Select, from the material below, each line with "Report" in it.

/---

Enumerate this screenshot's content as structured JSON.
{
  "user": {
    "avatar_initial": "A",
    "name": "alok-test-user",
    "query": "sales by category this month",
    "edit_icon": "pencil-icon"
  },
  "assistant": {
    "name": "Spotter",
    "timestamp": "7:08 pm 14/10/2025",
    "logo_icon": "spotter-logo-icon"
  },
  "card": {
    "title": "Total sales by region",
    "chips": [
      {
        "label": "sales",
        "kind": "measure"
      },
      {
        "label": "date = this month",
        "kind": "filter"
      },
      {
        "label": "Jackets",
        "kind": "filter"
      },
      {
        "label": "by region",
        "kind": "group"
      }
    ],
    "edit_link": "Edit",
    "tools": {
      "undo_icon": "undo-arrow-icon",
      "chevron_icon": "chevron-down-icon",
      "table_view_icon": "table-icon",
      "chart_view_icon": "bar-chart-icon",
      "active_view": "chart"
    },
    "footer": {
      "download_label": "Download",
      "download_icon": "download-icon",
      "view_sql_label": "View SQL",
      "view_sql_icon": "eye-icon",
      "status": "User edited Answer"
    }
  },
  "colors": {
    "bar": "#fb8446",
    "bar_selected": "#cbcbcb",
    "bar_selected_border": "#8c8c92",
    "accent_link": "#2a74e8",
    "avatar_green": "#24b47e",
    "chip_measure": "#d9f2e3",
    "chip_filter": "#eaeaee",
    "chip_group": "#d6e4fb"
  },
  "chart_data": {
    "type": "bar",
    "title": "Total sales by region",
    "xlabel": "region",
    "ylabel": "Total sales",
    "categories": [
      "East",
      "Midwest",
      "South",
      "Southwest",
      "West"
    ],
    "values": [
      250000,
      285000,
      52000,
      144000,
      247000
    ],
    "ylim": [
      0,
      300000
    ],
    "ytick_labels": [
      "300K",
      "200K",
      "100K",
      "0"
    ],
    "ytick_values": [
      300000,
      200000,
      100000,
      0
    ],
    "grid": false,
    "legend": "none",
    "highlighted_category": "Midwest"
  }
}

\---
/---

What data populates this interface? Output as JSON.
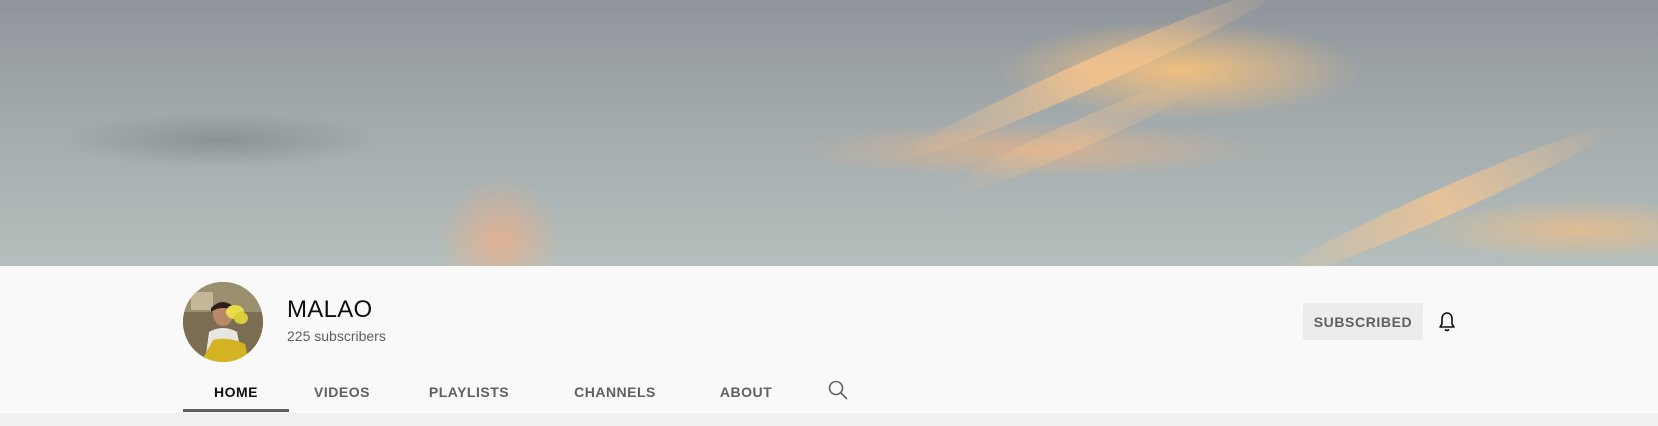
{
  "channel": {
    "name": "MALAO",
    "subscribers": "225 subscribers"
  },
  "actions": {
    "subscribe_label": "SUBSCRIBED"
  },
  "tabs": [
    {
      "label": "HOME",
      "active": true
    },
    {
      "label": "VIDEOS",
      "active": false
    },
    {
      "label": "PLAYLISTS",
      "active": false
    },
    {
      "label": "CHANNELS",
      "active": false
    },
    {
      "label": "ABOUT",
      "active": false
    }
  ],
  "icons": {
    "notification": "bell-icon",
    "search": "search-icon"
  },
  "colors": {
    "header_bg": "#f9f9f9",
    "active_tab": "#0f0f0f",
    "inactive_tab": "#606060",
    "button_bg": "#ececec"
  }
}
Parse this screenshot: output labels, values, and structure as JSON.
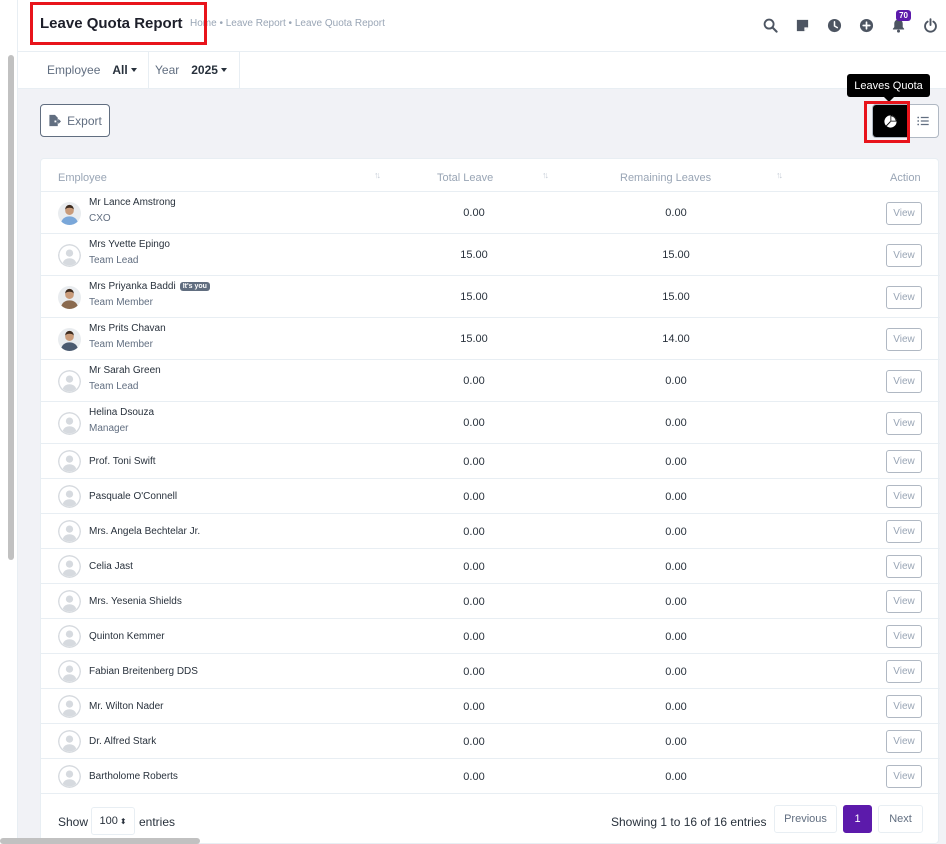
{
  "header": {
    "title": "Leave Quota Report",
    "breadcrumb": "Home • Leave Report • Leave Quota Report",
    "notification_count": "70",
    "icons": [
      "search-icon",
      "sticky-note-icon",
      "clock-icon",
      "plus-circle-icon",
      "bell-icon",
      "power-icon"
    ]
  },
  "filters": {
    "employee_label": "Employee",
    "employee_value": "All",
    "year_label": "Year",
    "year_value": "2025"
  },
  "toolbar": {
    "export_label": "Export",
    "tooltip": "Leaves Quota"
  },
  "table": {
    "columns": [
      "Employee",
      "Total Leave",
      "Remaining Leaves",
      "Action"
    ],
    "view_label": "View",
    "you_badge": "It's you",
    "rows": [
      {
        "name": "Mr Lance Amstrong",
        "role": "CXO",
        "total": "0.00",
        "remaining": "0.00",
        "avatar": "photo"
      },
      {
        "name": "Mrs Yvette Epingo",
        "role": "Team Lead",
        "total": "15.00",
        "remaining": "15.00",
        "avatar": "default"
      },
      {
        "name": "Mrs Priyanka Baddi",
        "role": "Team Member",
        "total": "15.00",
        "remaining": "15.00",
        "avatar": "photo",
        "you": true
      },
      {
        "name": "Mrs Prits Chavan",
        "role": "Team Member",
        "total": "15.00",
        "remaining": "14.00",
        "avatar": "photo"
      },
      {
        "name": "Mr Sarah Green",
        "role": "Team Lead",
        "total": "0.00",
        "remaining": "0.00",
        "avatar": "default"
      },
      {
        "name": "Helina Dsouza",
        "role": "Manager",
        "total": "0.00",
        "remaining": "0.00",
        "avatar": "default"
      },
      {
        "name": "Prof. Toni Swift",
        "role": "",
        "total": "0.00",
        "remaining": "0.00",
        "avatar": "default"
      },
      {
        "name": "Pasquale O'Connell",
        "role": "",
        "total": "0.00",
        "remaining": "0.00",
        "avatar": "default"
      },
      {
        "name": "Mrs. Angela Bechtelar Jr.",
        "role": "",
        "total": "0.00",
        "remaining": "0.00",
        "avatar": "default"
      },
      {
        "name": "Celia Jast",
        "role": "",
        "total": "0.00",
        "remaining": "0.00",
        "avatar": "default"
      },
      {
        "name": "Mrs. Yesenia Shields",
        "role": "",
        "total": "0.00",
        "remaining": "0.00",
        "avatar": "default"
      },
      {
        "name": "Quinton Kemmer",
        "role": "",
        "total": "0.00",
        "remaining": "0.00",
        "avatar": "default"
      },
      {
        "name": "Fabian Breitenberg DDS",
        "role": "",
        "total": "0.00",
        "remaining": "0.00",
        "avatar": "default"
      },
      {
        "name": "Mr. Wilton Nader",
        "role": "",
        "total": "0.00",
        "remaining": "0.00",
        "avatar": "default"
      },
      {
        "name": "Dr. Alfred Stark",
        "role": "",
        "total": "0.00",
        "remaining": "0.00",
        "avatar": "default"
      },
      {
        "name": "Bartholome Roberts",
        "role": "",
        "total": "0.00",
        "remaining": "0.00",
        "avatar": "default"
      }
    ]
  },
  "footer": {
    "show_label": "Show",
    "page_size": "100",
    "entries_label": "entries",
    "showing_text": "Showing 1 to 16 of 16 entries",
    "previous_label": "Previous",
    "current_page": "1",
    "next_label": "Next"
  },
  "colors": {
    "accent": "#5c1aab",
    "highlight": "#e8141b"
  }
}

\---

§ TASK SOLUTION:
    "title": "Leave Quota Report",
    "breadcrumb": "Home • Leave Report • Leave Quota Report",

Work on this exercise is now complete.